Material for this task
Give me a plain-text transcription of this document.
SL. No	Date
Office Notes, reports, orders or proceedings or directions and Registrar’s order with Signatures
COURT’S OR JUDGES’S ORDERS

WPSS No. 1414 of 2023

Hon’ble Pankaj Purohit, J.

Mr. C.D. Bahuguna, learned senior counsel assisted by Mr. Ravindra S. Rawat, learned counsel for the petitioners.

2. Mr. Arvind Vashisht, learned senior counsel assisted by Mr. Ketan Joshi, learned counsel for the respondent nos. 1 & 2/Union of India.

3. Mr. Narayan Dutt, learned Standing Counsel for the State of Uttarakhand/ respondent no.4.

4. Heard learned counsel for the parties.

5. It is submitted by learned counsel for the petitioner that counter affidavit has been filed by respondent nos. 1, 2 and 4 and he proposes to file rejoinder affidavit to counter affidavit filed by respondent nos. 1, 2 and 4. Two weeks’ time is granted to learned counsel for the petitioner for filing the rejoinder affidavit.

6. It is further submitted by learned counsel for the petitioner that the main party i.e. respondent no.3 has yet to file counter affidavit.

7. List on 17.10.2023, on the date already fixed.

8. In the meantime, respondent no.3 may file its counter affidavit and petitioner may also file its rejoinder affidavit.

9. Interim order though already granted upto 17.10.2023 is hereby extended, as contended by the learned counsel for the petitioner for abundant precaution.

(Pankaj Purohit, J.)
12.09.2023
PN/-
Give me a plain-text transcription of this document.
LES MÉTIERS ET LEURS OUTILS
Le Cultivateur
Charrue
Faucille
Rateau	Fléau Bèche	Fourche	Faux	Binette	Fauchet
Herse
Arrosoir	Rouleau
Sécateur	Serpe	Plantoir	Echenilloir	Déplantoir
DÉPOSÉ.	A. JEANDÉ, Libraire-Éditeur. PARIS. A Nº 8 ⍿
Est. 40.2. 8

Exercise description
Answer with one number: how many lines in the listing hold "senior".

Exercise solution
2